Provided records:

####

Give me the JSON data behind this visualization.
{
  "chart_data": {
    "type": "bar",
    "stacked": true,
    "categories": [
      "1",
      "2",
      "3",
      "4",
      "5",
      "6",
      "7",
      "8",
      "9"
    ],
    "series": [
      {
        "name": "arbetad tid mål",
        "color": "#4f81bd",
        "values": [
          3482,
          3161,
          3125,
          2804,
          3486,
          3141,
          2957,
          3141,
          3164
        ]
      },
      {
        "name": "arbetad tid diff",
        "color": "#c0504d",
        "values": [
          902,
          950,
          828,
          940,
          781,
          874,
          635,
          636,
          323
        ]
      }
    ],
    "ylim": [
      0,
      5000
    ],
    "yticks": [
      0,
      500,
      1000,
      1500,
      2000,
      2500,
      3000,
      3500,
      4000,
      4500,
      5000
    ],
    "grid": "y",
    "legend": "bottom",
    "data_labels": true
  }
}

####

Required work: Pick out the lines that include the word "arbetad" and write them out.

Solution for this task:
        "name": "arbetad tid mål",
        "name": "arbetad tid diff",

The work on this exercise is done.